--- Start EXERCISE DATA ---

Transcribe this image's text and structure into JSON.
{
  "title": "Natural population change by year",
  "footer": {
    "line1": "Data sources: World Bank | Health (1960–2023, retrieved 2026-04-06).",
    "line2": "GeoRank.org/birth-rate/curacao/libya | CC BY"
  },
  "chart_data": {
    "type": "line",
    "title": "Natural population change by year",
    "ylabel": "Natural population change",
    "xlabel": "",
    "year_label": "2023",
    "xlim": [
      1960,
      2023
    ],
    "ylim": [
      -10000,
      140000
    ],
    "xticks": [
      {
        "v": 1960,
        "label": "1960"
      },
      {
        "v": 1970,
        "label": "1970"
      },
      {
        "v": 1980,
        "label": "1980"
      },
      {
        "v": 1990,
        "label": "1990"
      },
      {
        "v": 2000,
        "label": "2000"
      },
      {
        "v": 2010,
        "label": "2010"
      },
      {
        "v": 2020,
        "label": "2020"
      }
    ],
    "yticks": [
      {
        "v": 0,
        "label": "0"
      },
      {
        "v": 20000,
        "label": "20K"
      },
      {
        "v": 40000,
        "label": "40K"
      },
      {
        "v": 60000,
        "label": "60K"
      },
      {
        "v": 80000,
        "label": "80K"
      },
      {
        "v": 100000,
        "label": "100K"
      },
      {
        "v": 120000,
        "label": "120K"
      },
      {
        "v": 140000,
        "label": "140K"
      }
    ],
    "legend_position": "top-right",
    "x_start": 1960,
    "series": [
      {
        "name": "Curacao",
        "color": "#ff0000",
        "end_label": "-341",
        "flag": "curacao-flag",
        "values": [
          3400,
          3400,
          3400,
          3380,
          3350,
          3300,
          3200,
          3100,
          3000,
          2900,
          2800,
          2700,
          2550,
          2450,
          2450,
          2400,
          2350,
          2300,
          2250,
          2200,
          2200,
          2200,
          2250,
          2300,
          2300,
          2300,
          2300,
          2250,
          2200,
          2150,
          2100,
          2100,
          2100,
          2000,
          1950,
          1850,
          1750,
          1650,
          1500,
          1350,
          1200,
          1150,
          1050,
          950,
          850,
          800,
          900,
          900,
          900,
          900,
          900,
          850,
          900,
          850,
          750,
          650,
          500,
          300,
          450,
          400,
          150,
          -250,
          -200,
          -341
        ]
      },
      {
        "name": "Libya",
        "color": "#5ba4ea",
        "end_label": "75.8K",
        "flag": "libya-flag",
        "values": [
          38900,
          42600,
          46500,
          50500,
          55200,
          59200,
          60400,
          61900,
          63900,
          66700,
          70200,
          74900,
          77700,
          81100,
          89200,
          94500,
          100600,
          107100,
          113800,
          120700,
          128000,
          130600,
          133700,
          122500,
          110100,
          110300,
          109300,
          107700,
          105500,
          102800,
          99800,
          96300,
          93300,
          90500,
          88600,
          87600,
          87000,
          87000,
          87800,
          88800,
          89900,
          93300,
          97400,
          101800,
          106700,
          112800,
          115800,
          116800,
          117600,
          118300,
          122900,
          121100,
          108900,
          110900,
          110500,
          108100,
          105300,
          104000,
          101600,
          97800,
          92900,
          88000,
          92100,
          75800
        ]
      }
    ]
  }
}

--- End EXERCISE DATA ---

_DIRECTIONS:_ Tally up the lines in the records containing the word "change", then give the count and nothing else.

_RESPONSE FOR THIS EXERCISE:_ 3